◆ REQUIRED TASK: From the piece on identity, copy out word for word the passage starting with "What if that" and going on through "frustration consistently fester.".

◆ SUPPLIED TEXT:
Embracing Identity
Identity is a huge topic of conversation in our world today. Confusion related to racial identity, sexual identity, gender identity, and national identity top the headlines. For some observers, these issues aren’t confusing at all and angst arises that confusion is expressed or suggested. However, for all us, we can struggle with the issue of identity. Who are we, really? What makes me who I am? We can identify with all kinds of things, whether acceptable or forbidden in our culture or sub-culture, and still miss our true identity.
I may identify as a husband or lawyer or biker. Someone else may identify related to their sexual orientation or their lack of having a spouse or their gender. Another may identify with their economic status or race or nationality. All of these may form a part of our self-understanding, but they are not the core of who we are. Whenever we build our sense of core identity on what we do, our circumstances, or even our own self-perception, we will invariably mistake or obscure our true identity.
In 1st Century Greece, Paul of Tarsus proclaimed in Athens that even though we might have confusion, our true identity is actually closer than we might think:
Yet he is actually not far from each one of us, for “‘In him we live and move and have our being’; as even some of your own poets have said, “‘For we are indeed his offspring.” (Acts 17:27-28)
A few months ago in a conversation with a new friend, this new friend related a story about someone who shared “I am a ______________.” The blank was filled with a description of something related to behavior and perhaps desire. His simple response back was: “No, you’re not … you’re a child of God.” Every human who walks the face of the earth was created by God and this is why Paul could state “we are his offspring.” This is our created design, our core identity … God’s child … His beloved son or daughter.
What if that was the fundamental lens through which we saw everything else? We might know that there is a Father, but it isn’t always our experience. More often, we look at life as though we were orphans, doing our best to forge our own way in this world … without a name, without resources, without a Father. When the perspective of the orphan is ours, we adopt lesser identities as our primary identity and they can’t bear the weight. They may be destructive identities or untrue identities or perhaps accurate identities but not our core identity, and then, confusion and frustration consistently fester.
Seeing ourselves as a child of God gives us the perspective and the power to interact with any other identity which might be a part of our lives.
In Galatians 3, Paul also shares this perspective about core identity when he writes:
“For as many of you as were baptized into Christ have put on Christ. There is neither Jew nor Greek, there is neither slave nor free, there is no male and female, for you are all one in Christ Jesus. And if you are Christ’s, then you are Abraham’s offspring, heirs according to promise.” (Gal 3:27-29)

◆ DATA PROVIDED:

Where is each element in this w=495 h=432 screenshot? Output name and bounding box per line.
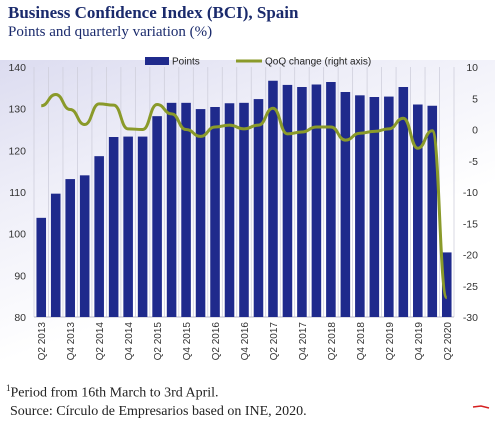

◆ ANSWER IN FULL:
What if that was the fundamental lens through which we saw everything else? We might know that there is a Father, but it isn’t always our experience. More often, we look at life as though we were orphans, doing our best to forge our own way in this world … without a name, without resources, without a Father. When the perspective of the orphan is ours, we adopt lesser identities as our primary identity and they can’t bear the weight. They may be destructive identities or untrue identities or perhaps accurate identities but not our core identity, and then, confusion and frustration consistently fester.